● **WHAT TO DO**
Your answer must be every line of the data below that holds the string "into", copied exactly.
(Beginning of TASK DATA)
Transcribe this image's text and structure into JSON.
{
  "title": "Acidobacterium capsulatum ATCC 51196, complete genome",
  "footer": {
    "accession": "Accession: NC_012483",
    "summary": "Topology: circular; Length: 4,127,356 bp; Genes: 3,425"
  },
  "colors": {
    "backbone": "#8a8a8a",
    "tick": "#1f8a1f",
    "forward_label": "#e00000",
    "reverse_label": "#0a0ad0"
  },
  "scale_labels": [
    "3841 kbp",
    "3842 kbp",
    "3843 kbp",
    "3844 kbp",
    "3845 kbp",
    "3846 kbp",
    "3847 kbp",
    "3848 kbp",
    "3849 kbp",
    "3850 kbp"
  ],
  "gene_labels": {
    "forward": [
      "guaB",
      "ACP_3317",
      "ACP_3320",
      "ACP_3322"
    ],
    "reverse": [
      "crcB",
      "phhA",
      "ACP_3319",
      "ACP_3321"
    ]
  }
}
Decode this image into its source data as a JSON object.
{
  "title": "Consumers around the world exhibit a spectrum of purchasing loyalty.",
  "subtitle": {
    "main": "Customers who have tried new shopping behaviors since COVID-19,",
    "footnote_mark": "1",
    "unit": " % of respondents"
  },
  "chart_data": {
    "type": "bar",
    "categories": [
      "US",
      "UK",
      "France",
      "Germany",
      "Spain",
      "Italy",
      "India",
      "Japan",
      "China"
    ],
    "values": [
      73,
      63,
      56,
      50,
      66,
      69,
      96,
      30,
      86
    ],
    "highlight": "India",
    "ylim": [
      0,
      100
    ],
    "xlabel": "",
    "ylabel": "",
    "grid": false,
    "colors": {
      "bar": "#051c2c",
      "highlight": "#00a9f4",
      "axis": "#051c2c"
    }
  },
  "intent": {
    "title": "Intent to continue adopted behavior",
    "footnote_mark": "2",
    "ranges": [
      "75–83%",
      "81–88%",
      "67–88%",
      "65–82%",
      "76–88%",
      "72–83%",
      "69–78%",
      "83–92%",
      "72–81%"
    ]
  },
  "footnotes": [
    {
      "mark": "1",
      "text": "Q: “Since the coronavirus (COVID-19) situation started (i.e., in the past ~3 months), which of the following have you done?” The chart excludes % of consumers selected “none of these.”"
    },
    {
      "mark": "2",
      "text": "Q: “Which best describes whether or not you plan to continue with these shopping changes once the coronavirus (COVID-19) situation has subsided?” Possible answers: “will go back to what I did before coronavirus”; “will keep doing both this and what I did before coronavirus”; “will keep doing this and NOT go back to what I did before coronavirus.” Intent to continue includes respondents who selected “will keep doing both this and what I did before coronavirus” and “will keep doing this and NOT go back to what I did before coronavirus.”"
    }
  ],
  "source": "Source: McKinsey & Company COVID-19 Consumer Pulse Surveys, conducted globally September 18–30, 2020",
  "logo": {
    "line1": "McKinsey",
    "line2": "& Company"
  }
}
(End of TASK DATA)
● **ANSWER SPACE**
Transcribe this image's text and structure into JSON.
Decode this image into its source data as a JSON object.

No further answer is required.